**Problem requirements**.
Gather all lines with "rýchlosťou" from the records.
•••
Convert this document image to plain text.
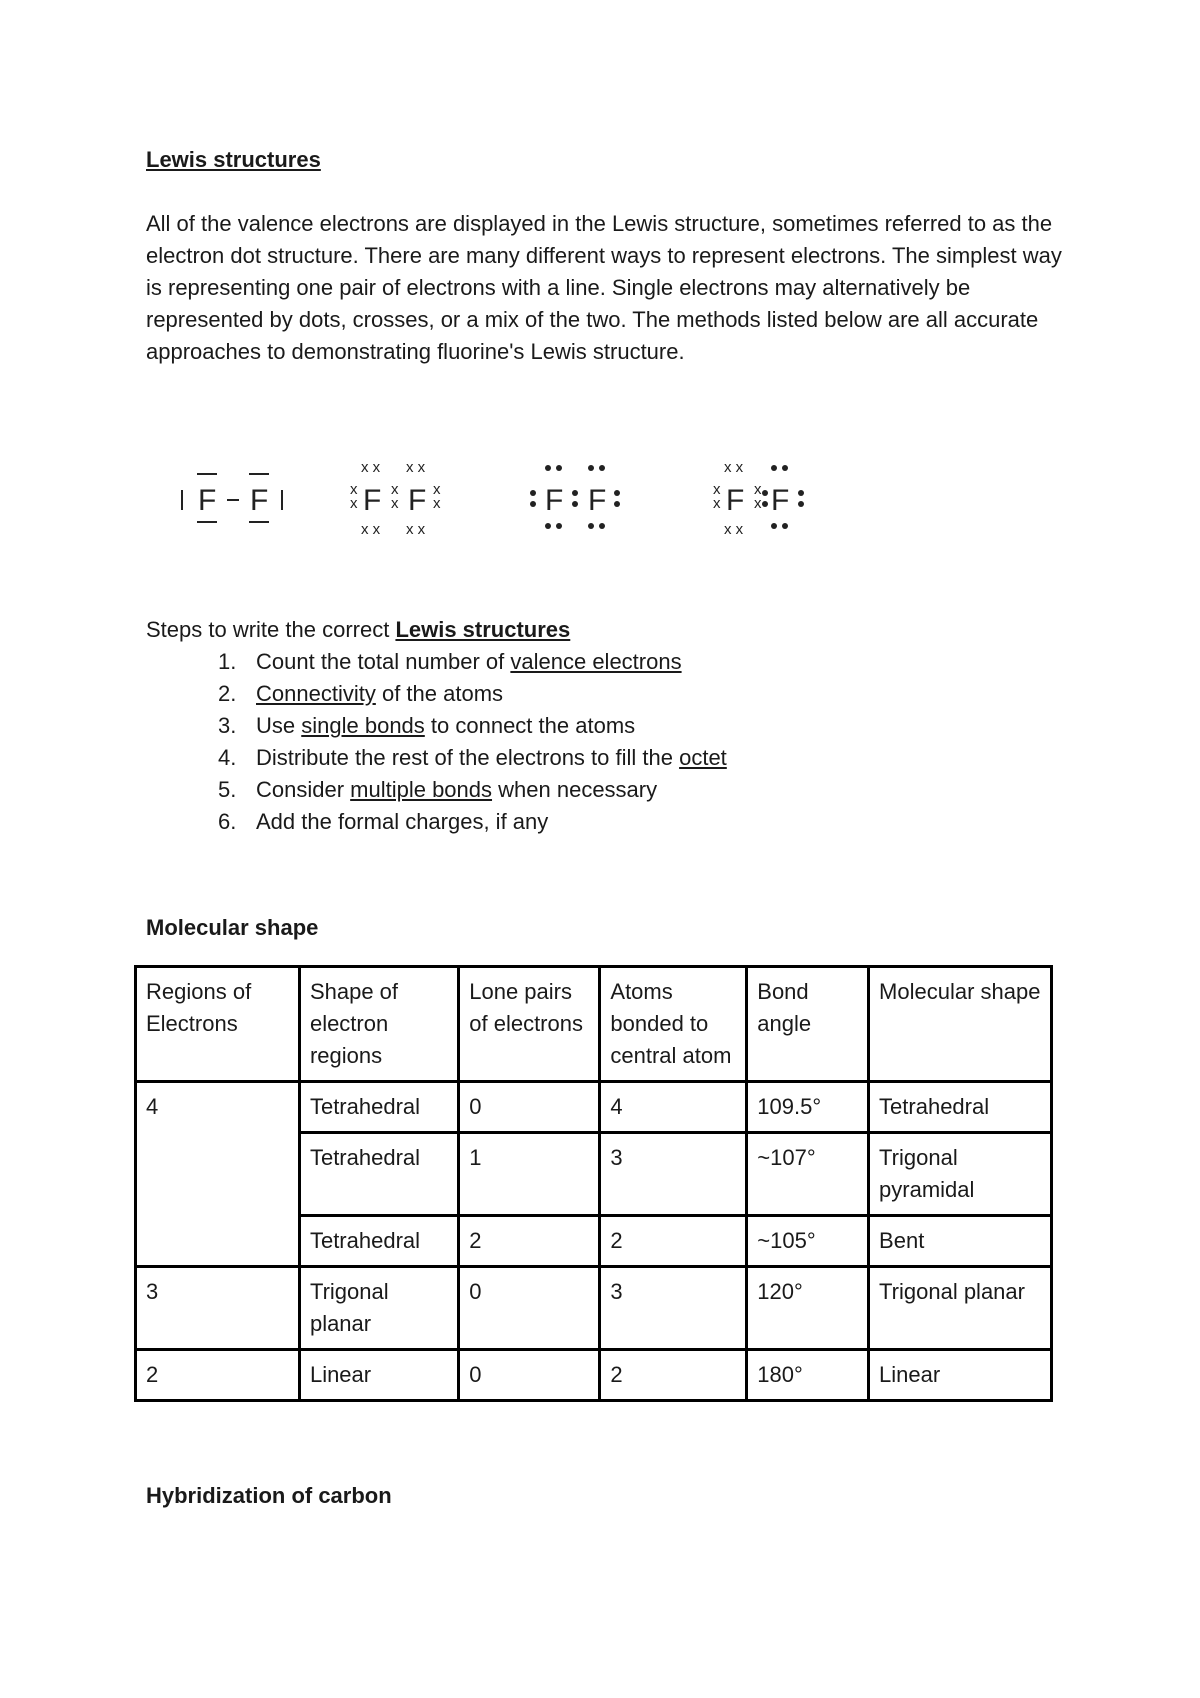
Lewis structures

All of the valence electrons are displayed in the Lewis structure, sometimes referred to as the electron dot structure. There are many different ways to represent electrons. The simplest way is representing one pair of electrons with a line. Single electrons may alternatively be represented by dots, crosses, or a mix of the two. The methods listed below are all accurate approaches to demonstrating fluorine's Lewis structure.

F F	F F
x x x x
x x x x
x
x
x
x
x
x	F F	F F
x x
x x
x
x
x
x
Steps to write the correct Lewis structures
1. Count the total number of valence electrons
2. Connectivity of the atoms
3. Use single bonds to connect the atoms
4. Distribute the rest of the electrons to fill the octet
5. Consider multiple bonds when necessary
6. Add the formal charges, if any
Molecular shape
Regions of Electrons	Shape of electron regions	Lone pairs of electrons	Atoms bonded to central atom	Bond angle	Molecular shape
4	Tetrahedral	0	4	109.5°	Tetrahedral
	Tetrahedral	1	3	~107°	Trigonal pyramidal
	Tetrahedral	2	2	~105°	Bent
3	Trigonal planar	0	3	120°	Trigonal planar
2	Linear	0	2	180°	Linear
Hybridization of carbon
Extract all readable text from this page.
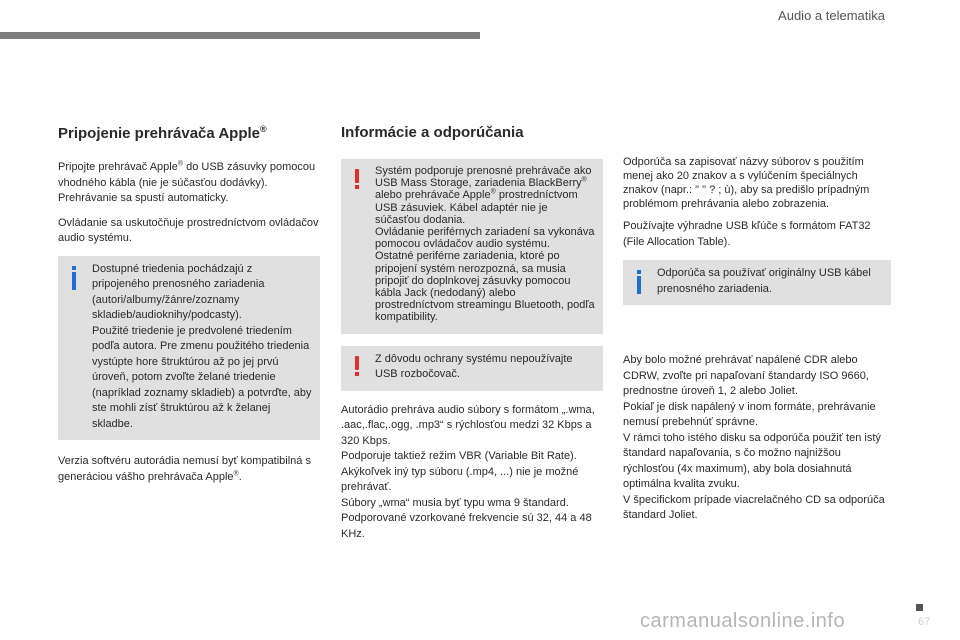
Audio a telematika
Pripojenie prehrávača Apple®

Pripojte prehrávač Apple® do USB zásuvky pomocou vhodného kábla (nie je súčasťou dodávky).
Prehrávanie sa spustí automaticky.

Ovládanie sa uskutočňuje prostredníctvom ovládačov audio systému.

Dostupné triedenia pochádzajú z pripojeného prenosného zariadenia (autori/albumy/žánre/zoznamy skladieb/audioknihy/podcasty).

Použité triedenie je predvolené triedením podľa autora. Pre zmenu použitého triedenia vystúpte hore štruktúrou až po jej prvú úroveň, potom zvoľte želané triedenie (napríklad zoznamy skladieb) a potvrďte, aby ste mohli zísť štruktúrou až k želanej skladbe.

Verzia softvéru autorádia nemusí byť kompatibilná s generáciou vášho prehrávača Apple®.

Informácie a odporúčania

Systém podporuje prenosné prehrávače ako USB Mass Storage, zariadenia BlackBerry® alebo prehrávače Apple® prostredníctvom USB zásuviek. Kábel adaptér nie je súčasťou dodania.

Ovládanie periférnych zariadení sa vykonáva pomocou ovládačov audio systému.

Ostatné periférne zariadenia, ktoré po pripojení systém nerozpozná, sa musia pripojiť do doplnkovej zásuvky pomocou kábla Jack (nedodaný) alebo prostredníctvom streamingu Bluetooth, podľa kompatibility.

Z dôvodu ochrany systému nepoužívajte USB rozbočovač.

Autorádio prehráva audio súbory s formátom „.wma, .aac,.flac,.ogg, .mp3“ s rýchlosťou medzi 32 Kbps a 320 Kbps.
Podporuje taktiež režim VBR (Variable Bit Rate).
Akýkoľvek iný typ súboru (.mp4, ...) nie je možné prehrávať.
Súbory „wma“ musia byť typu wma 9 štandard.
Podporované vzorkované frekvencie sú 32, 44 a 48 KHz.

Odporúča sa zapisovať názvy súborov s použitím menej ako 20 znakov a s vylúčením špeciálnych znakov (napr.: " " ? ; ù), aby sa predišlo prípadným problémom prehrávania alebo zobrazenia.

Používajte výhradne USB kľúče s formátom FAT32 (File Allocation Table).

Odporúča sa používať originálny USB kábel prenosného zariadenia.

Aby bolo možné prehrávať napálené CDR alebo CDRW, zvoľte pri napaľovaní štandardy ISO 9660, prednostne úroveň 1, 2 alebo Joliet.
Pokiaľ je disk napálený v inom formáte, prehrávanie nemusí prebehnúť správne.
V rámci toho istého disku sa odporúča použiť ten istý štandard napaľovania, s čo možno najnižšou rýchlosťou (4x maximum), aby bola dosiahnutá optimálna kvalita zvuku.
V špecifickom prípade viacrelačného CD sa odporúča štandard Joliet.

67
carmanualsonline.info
•••
**Exercise answer**.
Autorádio prehráva audio súbory s formátom „.wma, .aac,.flac,.ogg, .mp3“ s rýchlosťou medzi 32 Kbps a 320 Kbps.
V rámci toho istého disku sa odporúča použiť ten istý štandard napaľovania, s čo možno najnižšou rýchlosťou (4x maximum), aby bola dosiahnutá optimálna kvalita zvuku.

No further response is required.